__Annotated element listings__:
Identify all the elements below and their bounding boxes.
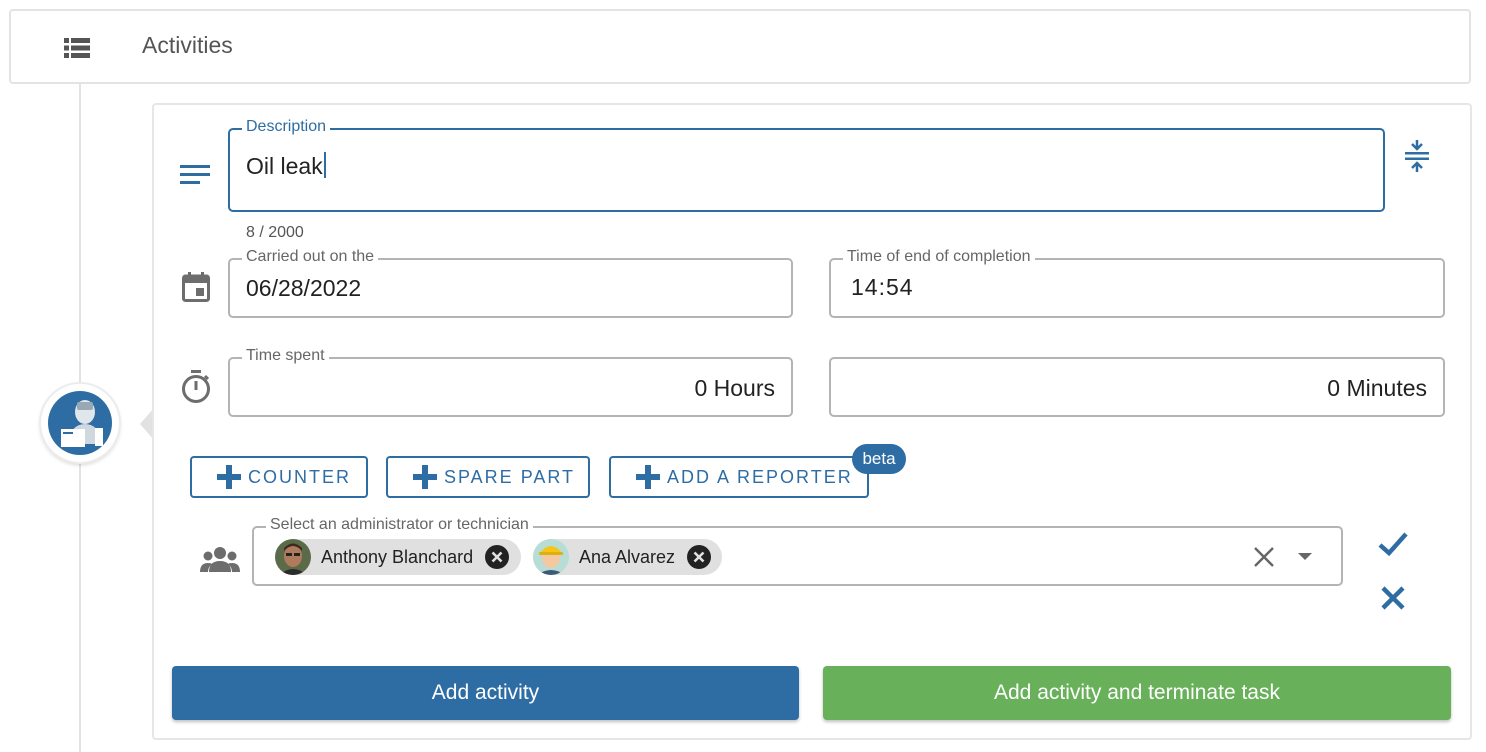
technician-avatar-icon — [48, 391, 112, 455]
chip-ana-alvarez: Ana Alvarez — [533, 539, 722, 575]
page-title: Activities — [142, 32, 233, 58]
add-reporter-label: ADD A REPORTER — [667, 466, 853, 487]
confirm-check-icon[interactable] — [1378, 531, 1408, 557]
add-activity-terminate-button[interactable]: Add activity and terminate task — [823, 666, 1451, 720]
chip-anthony-blanchard: Anthony Blanchard — [275, 539, 521, 575]
end-time-label: Time of end of completion — [843, 247, 1035, 267]
technician-avatar — [41, 384, 119, 462]
add-counter-label: COUNTER — [248, 466, 351, 487]
technician-select-label: Select an administrator or technician — [266, 515, 533, 535]
hours-field[interactable]: Time spent 0 Hours — [228, 346, 793, 417]
collapse-icon[interactable] — [1404, 140, 1430, 172]
remove-chip-icon[interactable] — [687, 545, 712, 569]
description-field[interactable]: Description Oil leak — [228, 117, 1385, 212]
end-time-field[interactable]: Time of end of completion 14:54 — [829, 247, 1445, 318]
description-char-counter: 8 / 2000 — [246, 224, 304, 241]
plus-icon — [636, 465, 660, 489]
time-spent-label: Time spent — [242, 346, 329, 366]
add-counter-button[interactable]: COUNTER — [190, 456, 368, 498]
minutes-field[interactable]: 0 Minutes — [829, 357, 1445, 417]
remove-chip-icon[interactable] — [485, 545, 510, 569]
description-label: Description — [242, 117, 331, 137]
add-spare-part-button[interactable]: SPARE PART — [386, 456, 590, 498]
carried-out-date-field[interactable]: Carried out on the 06/28/2022 — [228, 247, 793, 318]
carried-out-label: Carried out on the — [242, 247, 379, 267]
end-time-value[interactable]: 14:54 — [851, 274, 914, 301]
calendar-icon — [182, 272, 210, 302]
minutes-value[interactable]: 0 Minutes — [1327, 375, 1427, 402]
clear-icon[interactable] — [1253, 546, 1275, 568]
stopwatch-icon — [182, 370, 210, 403]
plus-icon — [217, 465, 241, 489]
carried-out-date-value[interactable]: 06/28/2022 — [246, 275, 361, 302]
hours-value[interactable]: 0 Hours — [694, 375, 775, 402]
plus-icon — [413, 465, 437, 489]
add-spare-part-label: SPARE PART — [444, 466, 576, 487]
group-icon — [200, 547, 240, 572]
description-input[interactable]: Oil leak — [246, 153, 323, 179]
notes-icon — [180, 165, 210, 184]
list-icon — [64, 38, 90, 58]
add-activity-button[interactable]: Add activity — [172, 666, 799, 720]
chip-name: Anthony Blanchard — [321, 546, 474, 567]
cancel-x-icon[interactable] — [1380, 585, 1406, 611]
avatar — [275, 539, 311, 575]
beta-badge: beta — [852, 444, 906, 474]
avatar — [533, 539, 569, 575]
chevron-down-icon[interactable] — [1297, 552, 1313, 562]
chip-name: Ana Alvarez — [579, 546, 676, 567]
add-reporter-button[interactable]: ADD A REPORTER — [609, 456, 869, 498]
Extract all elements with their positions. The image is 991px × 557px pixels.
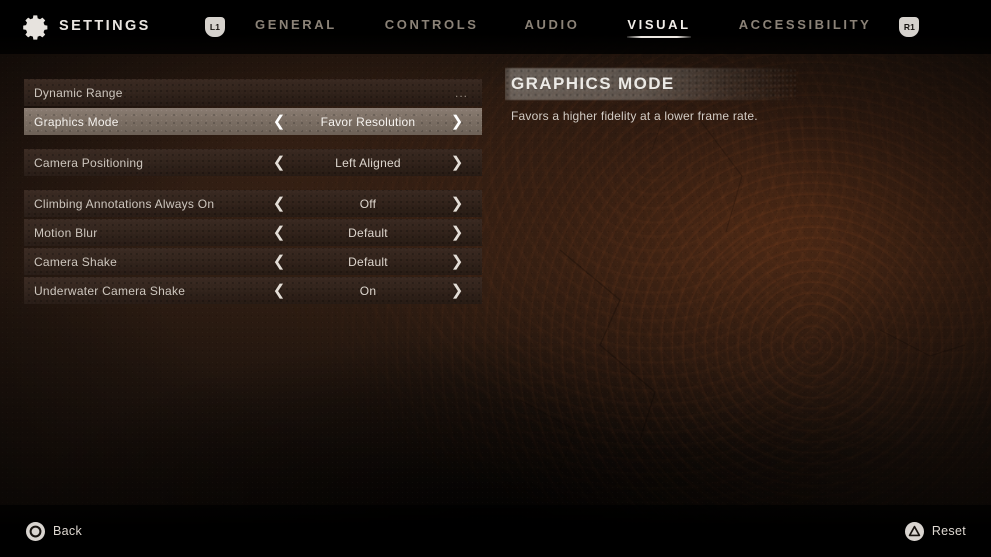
back-button-label: Back [53, 524, 82, 538]
setting-label: Camera Shake [34, 254, 118, 269]
settings-list: Dynamic Range ... Graphics Mode ❮ Favor … [24, 79, 482, 306]
row-ellipsis-indicator: ... [454, 85, 468, 100]
setting-row-camera-positioning[interactable]: Camera Positioning ❮ Left Aligned ❯ [24, 149, 482, 176]
detail-banner: GRAPHICS MODE [505, 66, 975, 102]
circle-button-icon [26, 521, 45, 541]
tab-controls-label: CONTROLS [384, 17, 479, 32]
r1-bumper-icon[interactable]: R1 [899, 17, 920, 37]
tab-visual-label: VISUAL [627, 17, 691, 32]
reset-button[interactable]: Reset [904, 505, 966, 557]
chevron-right-icon[interactable]: ❯ [448, 108, 466, 135]
gear-icon [23, 15, 48, 40]
header-bar: SETTINGS L1 GENERAL CONTROLS AUDIO VISUA… [0, 0, 991, 54]
setting-label: Graphics Mode [34, 114, 119, 129]
chevron-right-icon[interactable]: ❯ [448, 149, 466, 176]
l1-label: L1 [209, 22, 221, 32]
l1-bumper-icon[interactable]: L1 [205, 17, 225, 37]
footer-bar: Back Reset [0, 505, 991, 557]
settings-group: Camera Positioning ❮ Left Aligned ❯ [24, 149, 482, 176]
chevron-right-icon[interactable]: ❯ [448, 248, 466, 275]
setting-label: Motion Blur [34, 225, 98, 240]
setting-row-motion-blur[interactable]: Motion Blur ❮ Default ❯ [24, 219, 482, 246]
settings-screen: SETTINGS L1 GENERAL CONTROLS AUDIO VISUA… [0, 0, 991, 557]
tab-visual[interactable]: VISUAL [627, 17, 691, 38]
setting-label: Climbing Annotations Always On [34, 196, 215, 211]
setting-value: On [359, 283, 377, 298]
chevron-right-icon[interactable]: ❯ [448, 277, 466, 304]
tab-audio-label: AUDIO [524, 17, 580, 32]
chevron-left-icon[interactable]: ❮ [270, 108, 288, 135]
chevron-left-icon[interactable]: ❮ [270, 277, 288, 304]
detail-title: GRAPHICS MODE [511, 74, 675, 93]
back-button[interactable]: Back [26, 505, 82, 557]
detail-description: Favors a higher fidelity at a lower fram… [511, 109, 758, 123]
chevron-left-icon[interactable]: ❮ [270, 248, 288, 275]
setting-value: Left Aligned [335, 155, 401, 170]
setting-row-dynamic-range[interactable]: Dynamic Range ... [24, 79, 482, 106]
chevron-left-icon[interactable]: ❮ [270, 219, 288, 246]
setting-value: Default [348, 254, 388, 269]
page-title: SETTINGS [59, 18, 151, 34]
setting-label: Underwater Camera Shake [34, 283, 186, 298]
setting-row-graphics-mode[interactable]: Graphics Mode ❮ Favor Resolution ❯ [24, 108, 482, 135]
chevron-right-icon[interactable]: ❯ [448, 219, 466, 246]
detail-panel: GRAPHICS MODE Favors a higher fidelity a… [505, 66, 975, 123]
r1-label: R1 [903, 22, 916, 32]
tab-navigation: L1 GENERAL CONTROLS AUDIO VISUAL ACCESSI… [205, 0, 920, 54]
setting-label: Camera Positioning [34, 155, 144, 170]
tab-general-label: GENERAL [255, 17, 337, 32]
setting-row-climbing-annotations[interactable]: Climbing Annotations Always On ❮ Off ❯ [24, 190, 482, 217]
setting-value: Off [359, 196, 377, 211]
setting-value: Default [348, 225, 388, 240]
setting-value: Favor Resolution [320, 114, 416, 129]
chevron-left-icon[interactable]: ❮ [270, 149, 288, 176]
triangle-button-icon [904, 521, 924, 541]
settings-group: Climbing Annotations Always On ❮ Off ❯ M… [24, 190, 482, 304]
tab-accessibility[interactable]: ACCESSIBILITY [739, 17, 872, 37]
setting-label: Dynamic Range [34, 85, 123, 100]
settings-group: Dynamic Range ... Graphics Mode ❮ Favor … [24, 79, 482, 135]
tab-controls[interactable]: CONTROLS [385, 17, 479, 37]
reset-button-label: Reset [931, 524, 966, 538]
setting-row-camera-shake[interactable]: Camera Shake ❮ Default ❯ [24, 248, 482, 275]
chevron-left-icon[interactable]: ❮ [270, 190, 288, 217]
setting-row-underwater-camera-shake[interactable]: Underwater Camera Shake ❮ On ❯ [24, 277, 482, 304]
chevron-right-icon[interactable]: ❯ [448, 190, 466, 217]
tab-accessibility-label: ACCESSIBILITY [738, 17, 872, 32]
tab-general[interactable]: GENERAL [255, 17, 337, 37]
tab-audio[interactable]: AUDIO [525, 17, 580, 37]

__EXERCISE__: Reproduce every listing above verbatim, line by line, leaving out the pictures.

__RESPONSE TO THIS TASK__:
Identify all the elements below and their bounding boxes.
technician-avatar-icon — [48, 391, 112, 455]
chip-ana-alvarez: Ana Alvarez — [533, 539, 722, 575]
page-title: Activities — [142, 32, 233, 58]
add-reporter-label: ADD A REPORTER — [667, 466, 853, 487]
confirm-check-icon[interactable] — [1378, 531, 1408, 557]
add-activity-terminate-button[interactable]: Add activity and terminate task — [823, 666, 1451, 720]
chip-anthony-blanchard: Anthony Blanchard — [275, 539, 521, 575]
end-time-label: Time of end of completion — [843, 247, 1035, 267]
technician-avatar — [41, 384, 119, 462]
add-counter-label: COUNTER — [248, 466, 351, 487]
technician-select-label: Select an administrator or technician — [266, 515, 533, 535]
hours-field[interactable]: Time spent 0 Hours — [228, 346, 793, 417]
collapse-icon[interactable] — [1404, 140, 1430, 172]
remove-chip-icon[interactable] — [687, 545, 712, 569]
description-field[interactable]: Description Oil leak — [228, 117, 1385, 212]
end-time-field[interactable]: Time of end of completion 14:54 — [829, 247, 1445, 318]
description-char-counter: 8 / 2000 — [246, 224, 304, 241]
plus-icon — [636, 465, 660, 489]
time-spent-label: Time spent — [242, 346, 329, 366]
add-counter-button[interactable]: COUNTER — [190, 456, 368, 498]
minutes-field[interactable]: 0 Minutes — [829, 357, 1445, 417]
remove-chip-icon[interactable] — [485, 545, 510, 569]
description-label: Description — [242, 117, 331, 137]
add-spare-part-button[interactable]: SPARE PART — [386, 456, 590, 498]
carried-out-date-field[interactable]: Carried out on the 06/28/2022 — [228, 247, 793, 318]
carried-out-label: Carried out on the — [242, 247, 379, 267]
end-time-value[interactable]: 14:54 — [851, 274, 914, 301]
calendar-icon — [182, 272, 210, 302]
minutes-value[interactable]: 0 Minutes — [1327, 375, 1427, 402]
clear-icon[interactable] — [1253, 546, 1275, 568]
stopwatch-icon — [182, 370, 210, 403]
plus-icon — [217, 465, 241, 489]
carried-out-date-value[interactable]: 06/28/2022 — [246, 275, 361, 302]
hours-value[interactable]: 0 Hours — [694, 375, 775, 402]
plus-icon — [413, 465, 437, 489]
add-spare-part-label: SPARE PART — [444, 466, 576, 487]
group-icon — [200, 547, 240, 572]
description-input[interactable]: Oil leak — [246, 153, 323, 179]
notes-icon — [180, 165, 210, 184]
list-icon — [64, 38, 90, 58]
add-activity-button[interactable]: Add activity — [172, 666, 799, 720]
chip-name: Anthony Blanchard — [321, 546, 474, 567]
cancel-x-icon[interactable] — [1380, 585, 1406, 611]
avatar — [275, 539, 311, 575]
beta-badge: beta — [852, 444, 906, 474]
avatar — [533, 539, 569, 575]
chevron-down-icon[interactable] — [1297, 552, 1313, 562]
chip-name: Ana Alvarez — [579, 546, 676, 567]
add-reporter-button[interactable]: ADD A REPORTER — [609, 456, 869, 498]
Extract all elements with their positions. The image is 991px × 557px pixels.
back-button-label: Back [53, 524, 82, 538]
setting-label: Camera Shake [34, 254, 118, 269]
settings-list: Dynamic Range ... Graphics Mode ❮ Favor … [24, 79, 482, 306]
row-ellipsis-indicator: ... [454, 85, 468, 100]
setting-row-camera-positioning[interactable]: Camera Positioning ❮ Left Aligned ❯ [24, 149, 482, 176]
detail-banner: GRAPHICS MODE [505, 66, 975, 102]
circle-button-icon [26, 521, 45, 541]
tab-controls-label: CONTROLS [384, 17, 479, 32]
r1-bumper-icon[interactable]: R1 [899, 17, 920, 37]
tab-visual-label: VISUAL [627, 17, 691, 32]
reset-button[interactable]: Reset [904, 505, 966, 557]
chevron-right-icon[interactable]: ❯ [448, 108, 466, 135]
gear-icon [23, 15, 48, 40]
header-bar: SETTINGS L1 GENERAL CONTROLS AUDIO VISUA… [0, 0, 991, 54]
setting-label: Graphics Mode [34, 114, 119, 129]
chevron-right-icon[interactable]: ❯ [448, 149, 466, 176]
l1-label: L1 [209, 22, 221, 32]
l1-bumper-icon[interactable]: L1 [205, 17, 225, 37]
footer-bar: Back Reset [0, 505, 991, 557]
settings-group: Camera Positioning ❮ Left Aligned ❯ [24, 149, 482, 176]
chevron-right-icon[interactable]: ❯ [448, 248, 466, 275]
setting-label: Motion Blur [34, 225, 98, 240]
setting-row-motion-blur[interactable]: Motion Blur ❮ Default ❯ [24, 219, 482, 246]
settings-screen: SETTINGS L1 GENERAL CONTROLS AUDIO VISUA… [0, 0, 991, 557]
tab-visual[interactable]: VISUAL [627, 17, 691, 38]
setting-label: Climbing Annotations Always On [34, 196, 215, 211]
setting-value: On [359, 283, 377, 298]
chevron-right-icon[interactable]: ❯ [448, 277, 466, 304]
tab-audio-label: AUDIO [524, 17, 580, 32]
chevron-left-icon[interactable]: ❮ [270, 108, 288, 135]
chevron-left-icon[interactable]: ❮ [270, 277, 288, 304]
detail-title: GRAPHICS MODE [511, 74, 675, 93]
back-button[interactable]: Back [26, 505, 82, 557]
detail-description: Favors a higher fidelity at a lower fram… [511, 109, 758, 123]
chevron-left-icon[interactable]: ❮ [270, 248, 288, 275]
setting-value: Left Aligned [335, 155, 401, 170]
setting-row-dynamic-range[interactable]: Dynamic Range ... [24, 79, 482, 106]
chevron-left-icon[interactable]: ❮ [270, 219, 288, 246]
setting-value: Default [348, 254, 388, 269]
page-title: SETTINGS [59, 18, 151, 34]
setting-label: Underwater Camera Shake [34, 283, 186, 298]
setting-row-graphics-mode[interactable]: Graphics Mode ❮ Favor Resolution ❯ [24, 108, 482, 135]
chevron-right-icon[interactable]: ❯ [448, 219, 466, 246]
detail-panel: GRAPHICS MODE Favors a higher fidelity a… [505, 66, 975, 123]
r1-label: R1 [903, 22, 916, 32]
tab-navigation: L1 GENERAL CONTROLS AUDIO VISUAL ACCESSI… [205, 0, 920, 54]
setting-label: Camera Positioning [34, 155, 144, 170]
tab-general-label: GENERAL [255, 17, 337, 32]
setting-row-climbing-annotations[interactable]: Climbing Annotations Always On ❮ Off ❯ [24, 190, 482, 217]
setting-value: Off [359, 196, 377, 211]
setting-value: Default [348, 225, 388, 240]
setting-value: Favor Resolution [320, 114, 416, 129]
chevron-left-icon[interactable]: ❮ [270, 149, 288, 176]
triangle-button-icon [904, 521, 924, 541]
settings-group: Climbing Annotations Always On ❮ Off ❯ M… [24, 190, 482, 304]
tab-accessibility[interactable]: ACCESSIBILITY [739, 17, 872, 37]
setting-label: Dynamic Range [34, 85, 123, 100]
settings-group: Dynamic Range ... Graphics Mode ❮ Favor … [24, 79, 482, 135]
tab-controls[interactable]: CONTROLS [385, 17, 479, 37]
reset-button-label: Reset [931, 524, 966, 538]
setting-row-camera-shake[interactable]: Camera Shake ❮ Default ❯ [24, 248, 482, 275]
chevron-left-icon[interactable]: ❮ [270, 190, 288, 217]
setting-row-underwater-camera-shake[interactable]: Underwater Camera Shake ❮ On ❯ [24, 277, 482, 304]
chevron-right-icon[interactable]: ❯ [448, 190, 466, 217]
tab-accessibility-label: ACCESSIBILITY [738, 17, 872, 32]
tab-general[interactable]: GENERAL [255, 17, 337, 37]
tab-audio[interactable]: AUDIO [525, 17, 580, 37]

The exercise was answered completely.